◆ What needs to be done ◆
In the material below, count the lines with the word "branch" and state that number only.

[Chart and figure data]

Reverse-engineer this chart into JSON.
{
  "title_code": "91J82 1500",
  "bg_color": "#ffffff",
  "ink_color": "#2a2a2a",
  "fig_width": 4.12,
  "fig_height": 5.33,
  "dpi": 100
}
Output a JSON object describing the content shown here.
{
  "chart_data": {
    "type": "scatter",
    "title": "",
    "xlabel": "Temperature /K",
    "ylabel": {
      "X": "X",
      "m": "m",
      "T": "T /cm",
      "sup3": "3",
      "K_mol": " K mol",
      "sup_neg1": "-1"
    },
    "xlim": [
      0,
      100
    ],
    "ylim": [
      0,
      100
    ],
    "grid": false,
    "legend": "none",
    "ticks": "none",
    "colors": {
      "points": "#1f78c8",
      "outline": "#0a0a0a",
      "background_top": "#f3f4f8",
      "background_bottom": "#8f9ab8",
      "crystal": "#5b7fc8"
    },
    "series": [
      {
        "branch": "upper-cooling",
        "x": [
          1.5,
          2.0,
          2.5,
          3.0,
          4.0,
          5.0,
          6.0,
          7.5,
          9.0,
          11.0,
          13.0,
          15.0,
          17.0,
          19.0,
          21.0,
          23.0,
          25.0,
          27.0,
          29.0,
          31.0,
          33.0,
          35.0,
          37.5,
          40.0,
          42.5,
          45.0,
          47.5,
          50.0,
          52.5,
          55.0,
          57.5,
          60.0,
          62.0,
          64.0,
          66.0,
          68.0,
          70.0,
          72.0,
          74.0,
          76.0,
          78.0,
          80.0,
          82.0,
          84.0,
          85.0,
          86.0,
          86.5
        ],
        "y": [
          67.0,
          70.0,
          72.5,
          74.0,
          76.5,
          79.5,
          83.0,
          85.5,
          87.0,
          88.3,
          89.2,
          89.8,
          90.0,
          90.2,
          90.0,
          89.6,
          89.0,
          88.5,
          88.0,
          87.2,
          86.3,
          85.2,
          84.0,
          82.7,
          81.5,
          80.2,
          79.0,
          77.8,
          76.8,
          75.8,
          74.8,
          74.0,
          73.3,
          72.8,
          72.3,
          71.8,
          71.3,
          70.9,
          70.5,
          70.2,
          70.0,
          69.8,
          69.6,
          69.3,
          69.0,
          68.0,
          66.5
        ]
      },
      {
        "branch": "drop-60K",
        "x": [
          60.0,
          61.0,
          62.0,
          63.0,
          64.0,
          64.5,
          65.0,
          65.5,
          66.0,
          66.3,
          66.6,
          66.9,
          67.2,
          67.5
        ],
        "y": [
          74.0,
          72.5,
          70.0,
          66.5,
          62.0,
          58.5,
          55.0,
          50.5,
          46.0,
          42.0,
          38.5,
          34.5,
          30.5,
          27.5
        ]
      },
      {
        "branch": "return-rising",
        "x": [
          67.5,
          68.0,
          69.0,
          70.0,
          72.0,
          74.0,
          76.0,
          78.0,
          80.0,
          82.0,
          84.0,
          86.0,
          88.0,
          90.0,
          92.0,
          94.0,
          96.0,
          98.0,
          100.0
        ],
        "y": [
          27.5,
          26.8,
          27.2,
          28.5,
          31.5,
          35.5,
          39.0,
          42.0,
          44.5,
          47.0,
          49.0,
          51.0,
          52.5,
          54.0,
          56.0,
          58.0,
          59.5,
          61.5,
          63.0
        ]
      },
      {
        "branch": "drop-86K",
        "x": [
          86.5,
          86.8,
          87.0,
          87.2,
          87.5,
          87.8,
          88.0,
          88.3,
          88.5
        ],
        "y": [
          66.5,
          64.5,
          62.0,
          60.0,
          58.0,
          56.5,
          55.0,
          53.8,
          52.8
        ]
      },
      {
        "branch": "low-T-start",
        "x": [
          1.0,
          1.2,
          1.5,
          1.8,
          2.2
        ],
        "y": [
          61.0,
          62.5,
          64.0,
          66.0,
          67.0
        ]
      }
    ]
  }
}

◆ Expected answer ◆
5